### [GIVEN EXERCISE]
Using the records provided below, locate and copy each line that contains the word "aprendizaje".
────────────────
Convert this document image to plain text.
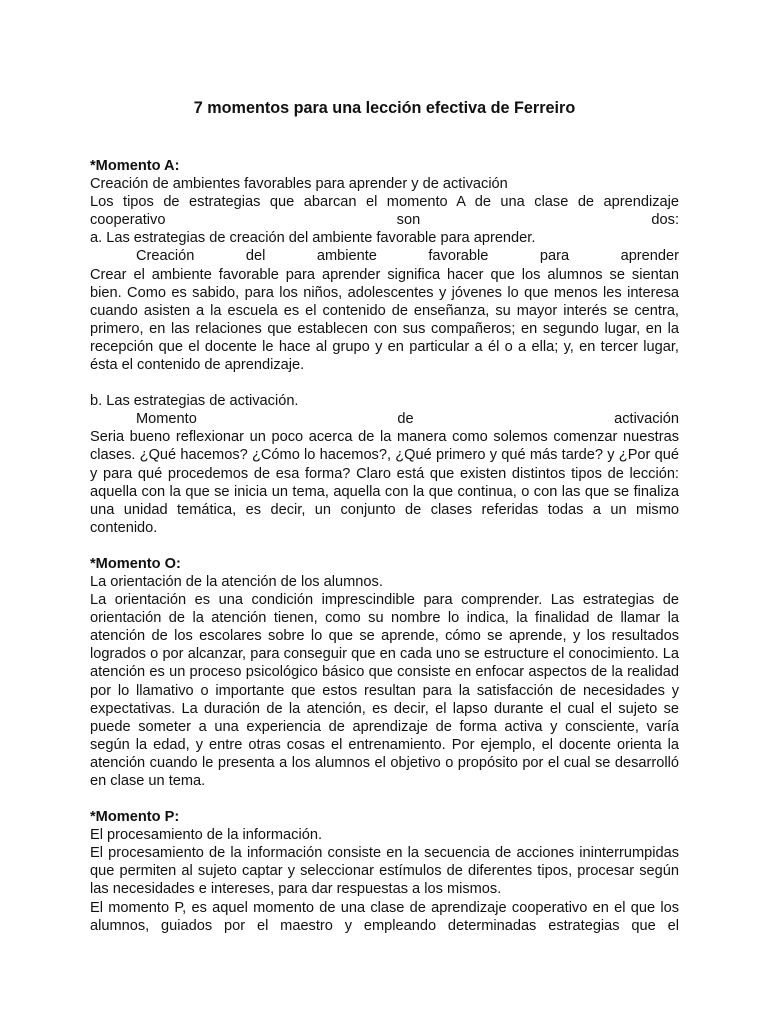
7 momentos para una lección efectiva de Ferreiro

*Momento A:

Creación de ambientes favorables para aprender y de activación

Los tipos de estrategias que abarcan el momento A de una clase de aprendizaje

cooperativo son dos:

a. Las estrategias de creación del ambiente favorable para aprender.

Creación del ambiente favorable para aprender

Crear el ambiente favorable para aprender significa hacer que los alumnos se sientan bien. Como es sabido, para los niños, adolescentes y jóvenes lo que menos les interesa cuando asisten a la escuela es el contenido de enseñanza, su mayor interés se centra, primero, en las relaciones que establecen con sus compañeros; en segundo lugar, en la recepción que el docente le hace al grupo y en particular a él o a ella; y, en tercer lugar, ésta el contenido de aprendizaje.

b. Las estrategias de activación.

Momento de activación

Seria bueno reflexionar un poco acerca de la manera como solemos comenzar nuestras clases. ¿Qué hacemos? ¿Cómo lo hacemos?, ¿Qué primero y qué más tarde? y ¿Por qué y para qué procedemos de esa forma? Claro está que existen distintos tipos de lección: aquella con la que se inicia un tema, aquella con la que continua, o con las que se finaliza una unidad temática, es decir, un conjunto de clases referidas todas a un mismo contenido.

*Momento O:

La orientación de la atención de los alumnos.

La orientación es una condición imprescindible para comprender. Las estrategias de orientación de la atención tienen, como su nombre lo indica, la finalidad de llamar la atención de los escolares sobre lo que se aprende, cómo se aprende, y los resultados logrados o por alcanzar, para conseguir que en cada uno se estructure el conocimiento. La atención es un proceso psicológico básico que consiste en enfocar aspectos de la realidad por lo llamativo o importante que estos resultan para la satisfacción de necesidades y expectativas. La duración de la atención, es decir, el lapso durante el cual el sujeto se puede someter a una experiencia de aprendizaje de forma activa y consciente, varía según la edad, y entre otras cosas el entrenamiento. Por ejemplo, el docente orienta la atención cuando le presenta a los alumnos el objetivo o propósito por el cual se desarrolló en clase un tema.

*Momento P:

El procesamiento de la información.

El procesamiento de la información consiste en la secuencia de acciones ininterrumpidas que permiten al sujeto captar y seleccionar estímulos de diferentes tipos, procesar según las necesidades e intereses, para dar respuestas a los mismos.

El momento P, es aquel momento de una clase de aprendizaje cooperativo en el que los alumnos, guiados por el maestro y empleando determinadas estrategias que el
────────────────
### [TASK OUTPUT]
Los tipos de estrategias que abarcan el momento A de una clase de aprendizaje
Crear el ambiente favorable para aprender significa hacer que los alumnos se sientan bien. Como es sabido, para los niños, adolescentes y jóvenes lo que menos les interesa cuando asisten a la escuela es el contenido de enseñanza, su mayor interés se centra, primero, en las relaciones que establecen con sus compañeros; en segundo lugar, en la recepción que el docente le hace al grupo y en particular a él o a ella; y, en tercer lugar, ésta el contenido de aprendizaje.
La orientación es una condición imprescindible para comprender. Las estrategias de orientación de la atención tienen, como su nombre lo indica, la finalidad de llamar la atención de los escolares sobre lo que se aprende, cómo se aprende, y los resultados logrados o por alcanzar, para conseguir que en cada uno se estructure el conocimiento. La atención es un proceso psicológico básico que consiste en enfocar aspectos de la realidad por lo llamativo o importante que estos resultan para la satisfacción de necesidades y expectativas. La duración de la atención, es decir, el lapso durante el cual el sujeto se puede someter a una experiencia de aprendizaje de forma activa y consciente, varía según la edad, y entre otras cosas el entrenamiento. Por ejemplo, el docente orienta la atención cuando le presenta a los alumnos el objetivo o propósito por el cual se desarrolló en clase un tema.
El momento P, es aquel momento de una clase de aprendizaje cooperativo en el que los alumnos, guiados por el maestro y empleando determinadas estrategias que el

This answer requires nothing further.